SHORT PROBLEM
Extract every line that includes the string "продукты".

Data excerpts
——————

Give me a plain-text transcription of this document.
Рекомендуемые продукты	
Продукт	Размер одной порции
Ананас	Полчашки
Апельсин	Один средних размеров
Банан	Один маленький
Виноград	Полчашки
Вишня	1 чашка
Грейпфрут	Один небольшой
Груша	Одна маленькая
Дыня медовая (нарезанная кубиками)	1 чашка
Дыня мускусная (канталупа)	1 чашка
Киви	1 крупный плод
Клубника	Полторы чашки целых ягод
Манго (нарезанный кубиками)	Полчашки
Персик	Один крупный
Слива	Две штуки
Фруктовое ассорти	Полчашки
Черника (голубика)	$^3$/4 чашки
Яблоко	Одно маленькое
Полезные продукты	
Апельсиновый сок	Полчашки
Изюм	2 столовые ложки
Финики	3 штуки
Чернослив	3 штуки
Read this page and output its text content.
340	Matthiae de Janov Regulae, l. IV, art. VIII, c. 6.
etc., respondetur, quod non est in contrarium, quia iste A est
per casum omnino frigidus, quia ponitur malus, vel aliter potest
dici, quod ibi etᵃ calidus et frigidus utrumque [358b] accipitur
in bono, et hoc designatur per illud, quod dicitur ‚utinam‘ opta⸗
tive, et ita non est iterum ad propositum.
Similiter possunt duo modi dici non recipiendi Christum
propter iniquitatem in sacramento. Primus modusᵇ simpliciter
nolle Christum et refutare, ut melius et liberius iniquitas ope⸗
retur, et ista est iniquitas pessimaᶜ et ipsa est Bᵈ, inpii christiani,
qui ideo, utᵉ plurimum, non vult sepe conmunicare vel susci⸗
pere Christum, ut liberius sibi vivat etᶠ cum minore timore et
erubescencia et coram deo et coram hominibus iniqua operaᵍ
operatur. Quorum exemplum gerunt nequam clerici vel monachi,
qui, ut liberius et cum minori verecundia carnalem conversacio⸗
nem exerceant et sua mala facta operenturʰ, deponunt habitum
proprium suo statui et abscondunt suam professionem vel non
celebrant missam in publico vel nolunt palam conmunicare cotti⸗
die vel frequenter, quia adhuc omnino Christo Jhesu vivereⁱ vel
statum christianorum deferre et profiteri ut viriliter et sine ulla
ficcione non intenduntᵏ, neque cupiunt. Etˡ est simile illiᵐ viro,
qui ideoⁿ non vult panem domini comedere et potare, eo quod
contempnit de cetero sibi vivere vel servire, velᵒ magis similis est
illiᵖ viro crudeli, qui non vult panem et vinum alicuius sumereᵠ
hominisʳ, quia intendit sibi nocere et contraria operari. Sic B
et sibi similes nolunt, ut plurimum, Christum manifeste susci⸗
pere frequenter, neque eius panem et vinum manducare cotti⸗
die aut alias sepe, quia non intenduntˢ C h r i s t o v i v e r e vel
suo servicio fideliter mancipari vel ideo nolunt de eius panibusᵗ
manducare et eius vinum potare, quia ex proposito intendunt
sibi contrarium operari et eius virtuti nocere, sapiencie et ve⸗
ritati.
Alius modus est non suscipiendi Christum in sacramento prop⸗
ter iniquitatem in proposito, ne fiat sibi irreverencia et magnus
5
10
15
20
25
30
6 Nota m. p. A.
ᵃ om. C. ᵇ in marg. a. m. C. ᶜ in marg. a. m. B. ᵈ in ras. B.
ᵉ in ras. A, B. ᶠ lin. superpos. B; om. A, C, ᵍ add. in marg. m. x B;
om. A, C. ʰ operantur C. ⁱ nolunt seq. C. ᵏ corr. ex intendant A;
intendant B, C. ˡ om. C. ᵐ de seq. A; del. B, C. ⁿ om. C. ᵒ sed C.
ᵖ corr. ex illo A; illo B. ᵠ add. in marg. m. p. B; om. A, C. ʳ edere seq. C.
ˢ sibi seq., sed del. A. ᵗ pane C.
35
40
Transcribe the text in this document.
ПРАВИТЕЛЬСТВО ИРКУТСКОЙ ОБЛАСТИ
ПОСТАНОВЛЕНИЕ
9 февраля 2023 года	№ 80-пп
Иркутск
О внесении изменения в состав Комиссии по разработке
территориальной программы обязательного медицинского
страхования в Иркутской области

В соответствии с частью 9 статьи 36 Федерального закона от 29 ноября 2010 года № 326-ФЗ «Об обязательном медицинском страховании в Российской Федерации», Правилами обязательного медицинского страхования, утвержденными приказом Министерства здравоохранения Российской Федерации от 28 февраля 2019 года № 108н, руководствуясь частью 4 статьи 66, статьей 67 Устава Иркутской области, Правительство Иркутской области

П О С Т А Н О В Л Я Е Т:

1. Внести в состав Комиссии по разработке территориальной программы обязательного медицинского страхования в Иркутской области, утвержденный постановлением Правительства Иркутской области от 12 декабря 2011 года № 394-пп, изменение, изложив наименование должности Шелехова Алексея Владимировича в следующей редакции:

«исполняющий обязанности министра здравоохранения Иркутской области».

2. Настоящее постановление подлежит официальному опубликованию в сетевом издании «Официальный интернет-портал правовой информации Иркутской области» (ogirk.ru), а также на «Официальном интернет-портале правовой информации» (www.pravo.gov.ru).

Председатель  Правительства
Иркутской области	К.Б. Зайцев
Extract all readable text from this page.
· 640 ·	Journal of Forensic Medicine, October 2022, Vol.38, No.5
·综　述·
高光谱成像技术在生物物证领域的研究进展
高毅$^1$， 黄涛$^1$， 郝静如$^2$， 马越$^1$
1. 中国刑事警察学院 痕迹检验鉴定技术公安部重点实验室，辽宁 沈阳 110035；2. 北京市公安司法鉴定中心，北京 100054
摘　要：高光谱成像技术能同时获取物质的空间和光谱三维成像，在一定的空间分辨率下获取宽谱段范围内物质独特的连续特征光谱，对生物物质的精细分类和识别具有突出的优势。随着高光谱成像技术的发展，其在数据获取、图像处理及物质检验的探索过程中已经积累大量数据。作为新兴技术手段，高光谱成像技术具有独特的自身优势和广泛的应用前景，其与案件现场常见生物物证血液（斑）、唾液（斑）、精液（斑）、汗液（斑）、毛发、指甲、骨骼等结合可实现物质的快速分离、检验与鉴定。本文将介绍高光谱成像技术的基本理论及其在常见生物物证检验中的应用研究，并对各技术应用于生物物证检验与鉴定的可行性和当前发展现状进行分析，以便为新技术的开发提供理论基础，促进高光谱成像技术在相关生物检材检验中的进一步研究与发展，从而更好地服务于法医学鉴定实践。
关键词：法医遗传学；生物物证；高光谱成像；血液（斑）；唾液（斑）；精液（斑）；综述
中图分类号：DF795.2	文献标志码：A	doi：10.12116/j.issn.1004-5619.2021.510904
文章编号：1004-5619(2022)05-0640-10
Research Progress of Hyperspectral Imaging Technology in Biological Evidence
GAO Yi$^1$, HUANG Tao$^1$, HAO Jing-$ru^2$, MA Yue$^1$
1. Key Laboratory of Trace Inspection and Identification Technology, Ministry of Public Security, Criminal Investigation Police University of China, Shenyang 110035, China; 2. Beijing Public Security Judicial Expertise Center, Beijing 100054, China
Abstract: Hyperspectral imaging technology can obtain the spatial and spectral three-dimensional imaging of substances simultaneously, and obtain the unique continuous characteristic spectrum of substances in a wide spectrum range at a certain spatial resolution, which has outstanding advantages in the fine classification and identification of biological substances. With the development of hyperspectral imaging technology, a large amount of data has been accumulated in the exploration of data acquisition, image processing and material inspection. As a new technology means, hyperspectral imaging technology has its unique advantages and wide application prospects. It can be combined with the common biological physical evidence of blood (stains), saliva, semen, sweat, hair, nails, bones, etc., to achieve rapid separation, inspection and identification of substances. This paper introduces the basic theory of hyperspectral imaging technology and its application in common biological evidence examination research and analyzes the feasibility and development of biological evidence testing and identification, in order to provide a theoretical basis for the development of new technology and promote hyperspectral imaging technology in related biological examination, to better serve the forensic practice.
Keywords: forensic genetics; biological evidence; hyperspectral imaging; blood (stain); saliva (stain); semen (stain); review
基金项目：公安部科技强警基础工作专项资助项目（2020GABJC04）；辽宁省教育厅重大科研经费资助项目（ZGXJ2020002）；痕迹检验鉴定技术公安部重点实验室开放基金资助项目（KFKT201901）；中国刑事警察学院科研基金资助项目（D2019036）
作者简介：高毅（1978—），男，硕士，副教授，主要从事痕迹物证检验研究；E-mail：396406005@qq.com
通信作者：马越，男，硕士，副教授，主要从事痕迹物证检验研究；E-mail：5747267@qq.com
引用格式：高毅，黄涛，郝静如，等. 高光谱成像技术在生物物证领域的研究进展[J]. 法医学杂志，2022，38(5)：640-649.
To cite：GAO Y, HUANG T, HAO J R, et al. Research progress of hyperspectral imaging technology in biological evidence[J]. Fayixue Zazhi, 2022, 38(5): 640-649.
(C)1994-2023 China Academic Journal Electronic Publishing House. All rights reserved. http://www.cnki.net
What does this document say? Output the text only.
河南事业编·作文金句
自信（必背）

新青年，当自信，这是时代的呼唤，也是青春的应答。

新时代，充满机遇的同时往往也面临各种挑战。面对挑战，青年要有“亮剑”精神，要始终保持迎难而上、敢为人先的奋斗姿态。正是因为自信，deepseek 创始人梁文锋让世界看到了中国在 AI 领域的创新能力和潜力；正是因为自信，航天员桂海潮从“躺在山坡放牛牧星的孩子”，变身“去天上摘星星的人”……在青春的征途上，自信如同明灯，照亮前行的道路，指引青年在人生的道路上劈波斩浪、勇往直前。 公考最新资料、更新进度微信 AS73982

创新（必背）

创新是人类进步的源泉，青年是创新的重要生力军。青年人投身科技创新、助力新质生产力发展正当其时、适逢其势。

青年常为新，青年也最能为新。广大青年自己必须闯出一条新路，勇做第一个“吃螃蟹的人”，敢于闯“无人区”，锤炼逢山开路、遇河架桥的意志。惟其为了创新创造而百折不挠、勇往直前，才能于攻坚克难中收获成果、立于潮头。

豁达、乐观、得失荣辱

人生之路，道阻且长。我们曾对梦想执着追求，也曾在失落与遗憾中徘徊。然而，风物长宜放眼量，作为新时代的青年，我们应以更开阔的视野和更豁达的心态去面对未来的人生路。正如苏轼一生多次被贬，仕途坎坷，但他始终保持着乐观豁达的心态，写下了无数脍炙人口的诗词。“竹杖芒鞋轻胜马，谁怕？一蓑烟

——————

PROBLEM SOLUTION
Рекомендуемые продукты	
Полезные продукты	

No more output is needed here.